- [Exercise requirements] Retype the items below exactly, from their first line through the line containing "y-tick-label: 500 xyxy=(23,484,46,498)", inclusive.

- [Source data]
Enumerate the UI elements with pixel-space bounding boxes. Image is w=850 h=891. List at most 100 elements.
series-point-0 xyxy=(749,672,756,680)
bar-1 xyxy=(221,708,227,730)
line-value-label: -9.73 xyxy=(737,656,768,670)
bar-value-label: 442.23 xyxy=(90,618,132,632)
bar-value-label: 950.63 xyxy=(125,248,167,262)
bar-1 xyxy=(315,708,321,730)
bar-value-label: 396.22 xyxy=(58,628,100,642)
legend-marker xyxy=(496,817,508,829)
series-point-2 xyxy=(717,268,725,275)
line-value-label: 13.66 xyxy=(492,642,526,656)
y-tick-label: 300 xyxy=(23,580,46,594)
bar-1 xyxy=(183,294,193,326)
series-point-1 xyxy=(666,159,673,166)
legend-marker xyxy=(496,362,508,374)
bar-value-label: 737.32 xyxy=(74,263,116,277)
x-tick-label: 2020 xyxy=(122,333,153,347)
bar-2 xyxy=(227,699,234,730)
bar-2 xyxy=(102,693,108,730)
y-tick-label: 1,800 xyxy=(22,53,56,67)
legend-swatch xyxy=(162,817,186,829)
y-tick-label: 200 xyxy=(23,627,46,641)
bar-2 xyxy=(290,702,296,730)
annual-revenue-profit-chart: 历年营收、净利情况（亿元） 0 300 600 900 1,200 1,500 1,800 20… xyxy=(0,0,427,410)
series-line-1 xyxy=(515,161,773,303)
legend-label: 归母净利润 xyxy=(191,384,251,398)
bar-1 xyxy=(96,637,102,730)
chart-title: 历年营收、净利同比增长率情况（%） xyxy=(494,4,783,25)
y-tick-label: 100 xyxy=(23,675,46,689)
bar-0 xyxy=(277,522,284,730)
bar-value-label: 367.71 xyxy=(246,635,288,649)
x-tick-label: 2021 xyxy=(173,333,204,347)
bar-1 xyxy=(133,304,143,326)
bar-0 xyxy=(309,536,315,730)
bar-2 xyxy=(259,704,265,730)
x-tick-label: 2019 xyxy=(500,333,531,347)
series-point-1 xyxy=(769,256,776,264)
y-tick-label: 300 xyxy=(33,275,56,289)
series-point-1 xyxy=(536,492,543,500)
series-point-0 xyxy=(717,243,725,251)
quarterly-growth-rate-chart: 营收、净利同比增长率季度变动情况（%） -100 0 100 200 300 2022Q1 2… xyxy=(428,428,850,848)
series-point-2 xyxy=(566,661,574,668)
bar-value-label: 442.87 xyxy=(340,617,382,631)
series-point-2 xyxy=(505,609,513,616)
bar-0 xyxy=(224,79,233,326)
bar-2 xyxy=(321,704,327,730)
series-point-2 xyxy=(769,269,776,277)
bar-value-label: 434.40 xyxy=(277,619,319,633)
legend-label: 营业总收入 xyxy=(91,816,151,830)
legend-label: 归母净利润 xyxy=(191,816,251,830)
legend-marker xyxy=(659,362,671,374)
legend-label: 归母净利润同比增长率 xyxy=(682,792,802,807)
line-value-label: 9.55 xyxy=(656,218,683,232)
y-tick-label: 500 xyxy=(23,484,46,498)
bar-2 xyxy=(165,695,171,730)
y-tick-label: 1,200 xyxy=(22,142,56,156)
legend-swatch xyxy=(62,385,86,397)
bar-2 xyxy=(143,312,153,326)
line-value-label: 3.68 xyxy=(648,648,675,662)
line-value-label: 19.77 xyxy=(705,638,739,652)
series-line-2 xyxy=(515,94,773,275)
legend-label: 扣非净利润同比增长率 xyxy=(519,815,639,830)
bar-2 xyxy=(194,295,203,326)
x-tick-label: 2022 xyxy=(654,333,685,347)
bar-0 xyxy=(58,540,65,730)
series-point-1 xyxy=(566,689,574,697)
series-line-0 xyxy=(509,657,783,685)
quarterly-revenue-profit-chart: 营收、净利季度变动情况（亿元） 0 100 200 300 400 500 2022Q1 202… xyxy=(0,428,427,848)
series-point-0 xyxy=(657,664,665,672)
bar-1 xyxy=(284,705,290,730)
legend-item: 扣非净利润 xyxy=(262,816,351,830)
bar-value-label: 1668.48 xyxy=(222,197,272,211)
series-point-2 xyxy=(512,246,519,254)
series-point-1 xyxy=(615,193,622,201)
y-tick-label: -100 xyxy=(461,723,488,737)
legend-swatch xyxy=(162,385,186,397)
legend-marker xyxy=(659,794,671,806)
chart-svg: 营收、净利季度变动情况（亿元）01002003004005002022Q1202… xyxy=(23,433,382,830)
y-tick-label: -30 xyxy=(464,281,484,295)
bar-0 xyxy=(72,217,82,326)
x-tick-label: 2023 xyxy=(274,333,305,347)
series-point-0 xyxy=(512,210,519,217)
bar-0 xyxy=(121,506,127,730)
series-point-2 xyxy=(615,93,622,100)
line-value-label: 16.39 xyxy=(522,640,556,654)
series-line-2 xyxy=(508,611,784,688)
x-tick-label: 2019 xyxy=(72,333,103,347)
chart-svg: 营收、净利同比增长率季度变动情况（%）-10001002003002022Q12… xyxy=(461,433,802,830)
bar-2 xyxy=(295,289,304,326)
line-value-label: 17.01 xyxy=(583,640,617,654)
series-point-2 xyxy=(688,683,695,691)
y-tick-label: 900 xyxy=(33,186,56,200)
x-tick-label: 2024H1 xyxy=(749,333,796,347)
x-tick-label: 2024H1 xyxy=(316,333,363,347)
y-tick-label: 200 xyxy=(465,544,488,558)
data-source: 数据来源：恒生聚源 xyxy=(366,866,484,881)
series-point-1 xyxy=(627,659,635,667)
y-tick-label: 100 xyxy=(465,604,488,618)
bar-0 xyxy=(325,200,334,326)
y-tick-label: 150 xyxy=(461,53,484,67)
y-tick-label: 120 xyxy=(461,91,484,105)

- [Result for this task]
Enumerate the UI elements with pixel-space bounding boxes. Image is w=850 h=891. List at most 100 elements.
series-point-0 xyxy=(749,672,756,680)
bar-1 xyxy=(221,708,227,730)
line-value-label: -9.73 xyxy=(737,656,768,670)
bar-value-label: 442.23 xyxy=(90,618,132,632)
bar-value-label: 950.63 xyxy=(125,248,167,262)
bar-1 xyxy=(315,708,321,730)
bar-value-label: 396.22 xyxy=(58,628,100,642)
legend-marker xyxy=(496,817,508,829)
series-point-2 xyxy=(717,268,725,275)
line-value-label: 13.66 xyxy=(492,642,526,656)
y-tick-label: 300 xyxy=(23,580,46,594)
bar-1 xyxy=(183,294,193,326)
series-point-1 xyxy=(666,159,673,166)
legend-marker xyxy=(496,362,508,374)
bar-value-label: 737.32 xyxy=(74,263,116,277)
x-tick-label: 2020 xyxy=(122,333,153,347)
bar-2 xyxy=(227,699,234,730)
bar-2 xyxy=(102,693,108,730)
y-tick-label: 1,800 xyxy=(22,53,56,67)
legend-swatch xyxy=(162,817,186,829)
y-tick-label: 200 xyxy=(23,627,46,641)
bar-2 xyxy=(290,702,296,730)
annual-revenue-profit-chart: 历年营收、净利情况（亿元） 0 300 600 900 1,200 1,500 1,800 20… xyxy=(0,0,427,410)
series-line-1 xyxy=(515,161,773,303)
legend-label: 归母净利润 xyxy=(191,384,251,398)
bar-1 xyxy=(96,637,102,730)
chart-title: 历年营收、净利同比增长率情况（%） xyxy=(494,4,783,25)
y-tick-label: 100 xyxy=(23,675,46,689)
bar-0 xyxy=(277,522,284,730)
bar-value-label: 367.71 xyxy=(246,635,288,649)
x-tick-label: 2021 xyxy=(173,333,204,347)
bar-1 xyxy=(133,304,143,326)
bar-0 xyxy=(309,536,315,730)
bar-2 xyxy=(259,704,265,730)
x-tick-label: 2019 xyxy=(500,333,531,347)
series-point-1 xyxy=(769,256,776,264)
y-tick-label: 300 xyxy=(33,275,56,289)
series-point-1 xyxy=(536,492,543,500)
series-point-0 xyxy=(717,243,725,251)
quarterly-growth-rate-chart: 营收、净利同比增长率季度变动情况（%） -100 0 100 200 300 2022Q1 2… xyxy=(428,428,850,848)
series-point-2 xyxy=(566,661,574,668)
bar-value-label: 442.87 xyxy=(340,617,382,631)
series-point-2 xyxy=(505,609,513,616)
bar-0 xyxy=(224,79,233,326)
bar-2 xyxy=(321,704,327,730)
series-point-2 xyxy=(769,269,776,277)
bar-value-label: 434.40 xyxy=(277,619,319,633)
legend-label: 营业总收入 xyxy=(91,816,151,830)
legend-label: 归母净利润 xyxy=(191,816,251,830)
legend-marker xyxy=(659,362,671,374)
legend-label: 归母净利润同比增长率 xyxy=(682,792,802,807)
line-value-label: 9.55 xyxy=(656,218,683,232)
y-tick-label: 500 xyxy=(23,484,46,498)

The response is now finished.